ASSIGNMENT A => According to the passage on AI in finance, how much did Standard & Poor's pay to acquire Kensho?
ASSIGNMENT B => Rewrite the passage on AI in finance between "Like other Fintech" and "to financial markets.", inclusive, putting "stock markets" in place of "capital markets".

--- PROVIDED PASSAGE Enclosed Below ---

Like other Fintech sectors, AI offers many opportunities and challenges. In terms of financial inclusion, the increased application of AI technology to capital markets is likely to reduce barriers to entry for many individuals who might not have previously had access to financial markets.
Some of the world’s most valuable big tech companies such as Apple, Amazon, Tencent and Alibaba have been pouring money into AI research. But as Robert Shiller’s remarks at the 2018 Davos Forum indicate, AI also presents a great deal of uncertainty as a disruptive technology. In 2016, the GIS-Liquid Strategies group was managing $13 billion with only 12 people.
In 2017 Standard & Poor’s (S&P) acquired Kensho for $550 million in the biggest AI acquisition to date. Kensho was founded in 2013 with the intention of replacing bond and equity analysts. Its algorithm is dubbed “Warren” (after Warren Buffet) and it can process 65 million question combinations by scanning over 90,000 events such as economic reports, drug approvals, monetary policy changes and political events and their impact on financial assets. And:
DeepMind Technologies was purchased by Google and Intel has acquired Nervana Systems. In 2017 Opimas LLC estimated that AI would result in approximately 230,000 job cuts in financial firms worldwide by 2025, with the hardest hit area being asset management (with an estimated 90,000 job cuts).

--- End of Enclosed PROVIDED PASSAGE ---
--- RECORDS SUPPLIED Enclosed Below ---

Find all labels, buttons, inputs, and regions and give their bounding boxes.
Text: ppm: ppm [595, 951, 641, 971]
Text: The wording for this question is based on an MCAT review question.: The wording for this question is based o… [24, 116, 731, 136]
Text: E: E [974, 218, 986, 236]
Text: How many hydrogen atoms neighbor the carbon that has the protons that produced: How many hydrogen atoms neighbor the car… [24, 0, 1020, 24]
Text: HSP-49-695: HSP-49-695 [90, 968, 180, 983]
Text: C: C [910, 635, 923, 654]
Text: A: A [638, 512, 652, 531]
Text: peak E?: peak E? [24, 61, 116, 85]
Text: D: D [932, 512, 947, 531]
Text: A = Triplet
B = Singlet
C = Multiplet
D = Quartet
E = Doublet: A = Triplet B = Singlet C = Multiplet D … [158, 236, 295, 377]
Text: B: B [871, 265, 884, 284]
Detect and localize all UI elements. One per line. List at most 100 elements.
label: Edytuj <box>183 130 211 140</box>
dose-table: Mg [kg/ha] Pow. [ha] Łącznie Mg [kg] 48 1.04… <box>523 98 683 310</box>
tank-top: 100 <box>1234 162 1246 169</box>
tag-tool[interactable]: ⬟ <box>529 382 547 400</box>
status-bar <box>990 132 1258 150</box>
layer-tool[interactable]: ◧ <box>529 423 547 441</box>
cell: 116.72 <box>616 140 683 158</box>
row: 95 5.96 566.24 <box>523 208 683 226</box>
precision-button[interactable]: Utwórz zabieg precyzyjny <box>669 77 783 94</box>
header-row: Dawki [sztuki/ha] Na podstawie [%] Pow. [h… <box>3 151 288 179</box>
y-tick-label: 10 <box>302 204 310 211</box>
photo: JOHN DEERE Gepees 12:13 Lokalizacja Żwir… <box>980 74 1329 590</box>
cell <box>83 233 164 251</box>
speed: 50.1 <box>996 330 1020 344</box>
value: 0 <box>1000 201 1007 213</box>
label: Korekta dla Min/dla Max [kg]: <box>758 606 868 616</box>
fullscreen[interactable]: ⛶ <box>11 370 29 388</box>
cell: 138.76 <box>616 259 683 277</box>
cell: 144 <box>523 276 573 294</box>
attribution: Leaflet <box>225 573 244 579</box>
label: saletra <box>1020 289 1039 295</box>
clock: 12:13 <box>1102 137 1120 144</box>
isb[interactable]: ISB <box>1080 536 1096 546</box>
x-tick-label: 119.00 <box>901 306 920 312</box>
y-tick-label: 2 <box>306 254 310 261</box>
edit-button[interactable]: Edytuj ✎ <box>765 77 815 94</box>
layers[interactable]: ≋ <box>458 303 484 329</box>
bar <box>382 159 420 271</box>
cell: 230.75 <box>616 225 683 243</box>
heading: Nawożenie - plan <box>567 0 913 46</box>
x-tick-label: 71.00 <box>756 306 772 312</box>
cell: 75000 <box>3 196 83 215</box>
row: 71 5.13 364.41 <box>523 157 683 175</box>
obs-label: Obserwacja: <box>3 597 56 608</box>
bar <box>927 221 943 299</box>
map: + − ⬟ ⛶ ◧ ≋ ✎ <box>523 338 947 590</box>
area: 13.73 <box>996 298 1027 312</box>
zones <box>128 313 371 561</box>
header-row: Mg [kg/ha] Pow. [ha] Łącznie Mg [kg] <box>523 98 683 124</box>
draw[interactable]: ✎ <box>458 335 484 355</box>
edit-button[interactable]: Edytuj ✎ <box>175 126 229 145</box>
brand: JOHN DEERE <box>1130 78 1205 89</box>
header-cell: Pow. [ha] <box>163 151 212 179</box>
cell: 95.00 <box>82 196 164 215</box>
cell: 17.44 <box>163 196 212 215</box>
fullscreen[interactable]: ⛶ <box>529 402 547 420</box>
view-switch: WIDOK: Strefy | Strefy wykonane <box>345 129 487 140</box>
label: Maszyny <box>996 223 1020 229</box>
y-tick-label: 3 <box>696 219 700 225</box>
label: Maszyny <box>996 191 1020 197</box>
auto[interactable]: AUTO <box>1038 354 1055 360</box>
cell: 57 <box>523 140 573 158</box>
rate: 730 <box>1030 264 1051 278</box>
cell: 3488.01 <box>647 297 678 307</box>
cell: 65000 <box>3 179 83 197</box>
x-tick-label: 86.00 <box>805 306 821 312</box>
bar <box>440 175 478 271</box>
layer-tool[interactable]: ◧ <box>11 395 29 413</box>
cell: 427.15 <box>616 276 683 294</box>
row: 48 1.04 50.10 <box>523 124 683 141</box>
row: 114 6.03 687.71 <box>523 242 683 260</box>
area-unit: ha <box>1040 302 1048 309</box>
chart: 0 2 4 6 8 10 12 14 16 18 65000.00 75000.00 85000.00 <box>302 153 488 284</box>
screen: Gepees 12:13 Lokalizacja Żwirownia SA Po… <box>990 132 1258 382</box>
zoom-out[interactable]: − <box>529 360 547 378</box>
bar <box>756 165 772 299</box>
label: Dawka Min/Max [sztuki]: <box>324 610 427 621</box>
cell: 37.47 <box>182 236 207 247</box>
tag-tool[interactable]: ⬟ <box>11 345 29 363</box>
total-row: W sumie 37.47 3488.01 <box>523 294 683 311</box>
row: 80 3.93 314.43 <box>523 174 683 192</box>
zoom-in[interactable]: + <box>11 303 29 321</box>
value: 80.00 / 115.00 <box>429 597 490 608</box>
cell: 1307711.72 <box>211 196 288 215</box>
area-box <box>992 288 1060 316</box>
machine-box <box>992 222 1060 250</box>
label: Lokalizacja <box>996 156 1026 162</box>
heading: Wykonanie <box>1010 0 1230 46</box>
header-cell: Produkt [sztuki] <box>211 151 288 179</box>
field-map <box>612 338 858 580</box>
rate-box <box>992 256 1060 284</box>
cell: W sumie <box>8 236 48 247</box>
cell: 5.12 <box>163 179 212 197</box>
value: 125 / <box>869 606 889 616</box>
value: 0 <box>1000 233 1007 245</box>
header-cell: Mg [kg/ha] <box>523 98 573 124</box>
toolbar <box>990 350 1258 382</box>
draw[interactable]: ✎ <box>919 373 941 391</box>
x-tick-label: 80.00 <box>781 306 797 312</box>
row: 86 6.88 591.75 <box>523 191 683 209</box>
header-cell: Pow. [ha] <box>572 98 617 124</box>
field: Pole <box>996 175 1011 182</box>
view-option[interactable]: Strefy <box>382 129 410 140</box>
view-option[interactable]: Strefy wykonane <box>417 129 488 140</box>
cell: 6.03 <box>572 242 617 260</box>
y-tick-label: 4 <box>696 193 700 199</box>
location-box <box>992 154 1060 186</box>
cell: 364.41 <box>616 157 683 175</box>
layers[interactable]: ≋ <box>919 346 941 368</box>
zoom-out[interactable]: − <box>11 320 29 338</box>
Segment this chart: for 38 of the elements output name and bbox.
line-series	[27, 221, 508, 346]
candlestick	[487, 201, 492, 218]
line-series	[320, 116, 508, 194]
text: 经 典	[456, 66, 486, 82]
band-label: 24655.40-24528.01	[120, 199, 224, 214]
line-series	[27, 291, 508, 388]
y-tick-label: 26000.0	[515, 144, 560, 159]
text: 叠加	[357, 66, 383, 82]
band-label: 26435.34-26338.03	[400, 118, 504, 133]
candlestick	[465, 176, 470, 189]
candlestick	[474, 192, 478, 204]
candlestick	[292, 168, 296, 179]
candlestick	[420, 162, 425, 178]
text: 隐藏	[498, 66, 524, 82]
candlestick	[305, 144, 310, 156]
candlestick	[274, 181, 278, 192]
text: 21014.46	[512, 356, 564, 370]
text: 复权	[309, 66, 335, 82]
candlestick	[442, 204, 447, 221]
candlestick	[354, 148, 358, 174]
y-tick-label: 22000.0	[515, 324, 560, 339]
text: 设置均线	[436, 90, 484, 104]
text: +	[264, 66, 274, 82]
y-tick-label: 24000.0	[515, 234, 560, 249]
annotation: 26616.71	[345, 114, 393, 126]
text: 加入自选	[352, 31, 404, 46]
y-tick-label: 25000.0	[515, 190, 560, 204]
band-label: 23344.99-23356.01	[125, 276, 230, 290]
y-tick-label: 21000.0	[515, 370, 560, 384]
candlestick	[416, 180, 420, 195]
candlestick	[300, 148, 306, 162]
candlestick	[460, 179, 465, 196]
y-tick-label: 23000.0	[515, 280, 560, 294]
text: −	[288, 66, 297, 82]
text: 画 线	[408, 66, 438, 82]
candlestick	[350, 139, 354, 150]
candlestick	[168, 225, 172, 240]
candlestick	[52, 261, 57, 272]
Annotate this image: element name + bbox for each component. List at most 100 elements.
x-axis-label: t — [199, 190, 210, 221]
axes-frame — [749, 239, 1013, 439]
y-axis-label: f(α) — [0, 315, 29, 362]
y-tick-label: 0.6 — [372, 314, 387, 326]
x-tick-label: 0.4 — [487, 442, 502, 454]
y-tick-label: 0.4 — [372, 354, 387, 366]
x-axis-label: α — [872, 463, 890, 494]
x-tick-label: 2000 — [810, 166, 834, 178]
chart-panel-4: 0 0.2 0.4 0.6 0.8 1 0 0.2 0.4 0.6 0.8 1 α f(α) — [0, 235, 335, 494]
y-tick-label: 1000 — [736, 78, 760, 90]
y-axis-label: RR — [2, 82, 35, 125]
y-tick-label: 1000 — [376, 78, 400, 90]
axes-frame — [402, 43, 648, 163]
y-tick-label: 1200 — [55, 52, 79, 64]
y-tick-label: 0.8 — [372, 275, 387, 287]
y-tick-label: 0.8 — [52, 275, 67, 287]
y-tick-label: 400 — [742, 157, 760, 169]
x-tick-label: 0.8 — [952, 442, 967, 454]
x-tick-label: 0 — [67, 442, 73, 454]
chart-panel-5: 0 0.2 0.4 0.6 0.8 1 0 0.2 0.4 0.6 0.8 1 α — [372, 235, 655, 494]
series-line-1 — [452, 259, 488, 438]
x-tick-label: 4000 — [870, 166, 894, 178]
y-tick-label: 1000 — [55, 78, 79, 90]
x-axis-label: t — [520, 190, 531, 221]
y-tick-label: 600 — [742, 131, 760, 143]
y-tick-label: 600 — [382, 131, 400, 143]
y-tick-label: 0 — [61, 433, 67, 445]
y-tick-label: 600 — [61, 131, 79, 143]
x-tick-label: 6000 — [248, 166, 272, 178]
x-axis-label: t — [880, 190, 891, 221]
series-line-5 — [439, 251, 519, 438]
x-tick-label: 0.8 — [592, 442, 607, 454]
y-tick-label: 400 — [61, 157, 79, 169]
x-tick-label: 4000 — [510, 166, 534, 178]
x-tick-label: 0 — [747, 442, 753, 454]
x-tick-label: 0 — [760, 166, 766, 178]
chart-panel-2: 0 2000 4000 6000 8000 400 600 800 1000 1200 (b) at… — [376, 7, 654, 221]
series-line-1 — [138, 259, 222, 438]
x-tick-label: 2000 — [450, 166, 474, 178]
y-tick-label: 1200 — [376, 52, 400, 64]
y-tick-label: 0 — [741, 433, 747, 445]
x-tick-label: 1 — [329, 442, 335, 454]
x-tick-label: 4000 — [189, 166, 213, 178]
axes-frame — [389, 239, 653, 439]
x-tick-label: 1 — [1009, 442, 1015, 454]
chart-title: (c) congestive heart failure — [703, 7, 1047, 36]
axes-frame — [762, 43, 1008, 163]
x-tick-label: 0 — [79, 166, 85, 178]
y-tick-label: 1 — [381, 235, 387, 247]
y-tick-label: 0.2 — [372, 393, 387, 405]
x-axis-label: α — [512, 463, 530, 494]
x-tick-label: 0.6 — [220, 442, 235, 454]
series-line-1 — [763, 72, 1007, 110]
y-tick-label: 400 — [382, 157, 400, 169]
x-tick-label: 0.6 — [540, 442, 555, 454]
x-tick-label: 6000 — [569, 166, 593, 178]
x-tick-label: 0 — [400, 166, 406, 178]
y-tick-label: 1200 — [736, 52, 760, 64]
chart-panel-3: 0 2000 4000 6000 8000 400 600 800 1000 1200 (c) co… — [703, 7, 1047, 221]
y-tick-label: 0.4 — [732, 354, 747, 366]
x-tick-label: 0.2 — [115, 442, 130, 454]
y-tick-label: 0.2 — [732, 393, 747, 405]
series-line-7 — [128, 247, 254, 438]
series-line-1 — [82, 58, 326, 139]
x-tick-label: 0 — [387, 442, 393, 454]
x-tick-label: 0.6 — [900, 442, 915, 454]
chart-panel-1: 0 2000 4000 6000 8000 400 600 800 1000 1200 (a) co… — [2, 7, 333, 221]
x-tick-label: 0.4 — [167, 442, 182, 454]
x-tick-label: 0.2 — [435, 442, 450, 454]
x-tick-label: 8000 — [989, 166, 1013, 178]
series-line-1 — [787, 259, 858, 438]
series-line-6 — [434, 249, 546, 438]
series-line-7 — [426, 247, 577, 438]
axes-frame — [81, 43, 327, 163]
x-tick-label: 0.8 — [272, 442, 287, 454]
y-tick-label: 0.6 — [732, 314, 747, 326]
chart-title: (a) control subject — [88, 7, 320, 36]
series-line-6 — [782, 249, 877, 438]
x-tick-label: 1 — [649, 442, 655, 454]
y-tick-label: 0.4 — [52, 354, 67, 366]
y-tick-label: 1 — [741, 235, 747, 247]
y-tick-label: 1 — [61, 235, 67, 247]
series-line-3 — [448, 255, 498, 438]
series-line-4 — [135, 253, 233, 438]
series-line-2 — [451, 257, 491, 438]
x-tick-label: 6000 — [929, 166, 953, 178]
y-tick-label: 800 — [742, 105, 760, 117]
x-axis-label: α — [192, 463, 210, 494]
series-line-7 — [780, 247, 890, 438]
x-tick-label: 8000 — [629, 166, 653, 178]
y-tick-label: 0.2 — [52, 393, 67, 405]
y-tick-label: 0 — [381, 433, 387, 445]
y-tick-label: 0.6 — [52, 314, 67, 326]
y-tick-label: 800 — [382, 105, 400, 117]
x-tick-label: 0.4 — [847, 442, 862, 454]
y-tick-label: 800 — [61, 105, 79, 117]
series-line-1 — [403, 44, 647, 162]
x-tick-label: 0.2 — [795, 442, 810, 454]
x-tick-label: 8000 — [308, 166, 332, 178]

--- End of Enclosed RECORDS SUPPLIED ---

EXPECTED ANSWER A => $550 million.

EXPECTED ANSWER B =>
Like other Fintech sectors, AI offers many opportunities and challenges. In terms of financial inclusion, the increased application of AI technology to stock markets is likely to reduce barriers to entry for many individuals who might not have previously had access to financial markets.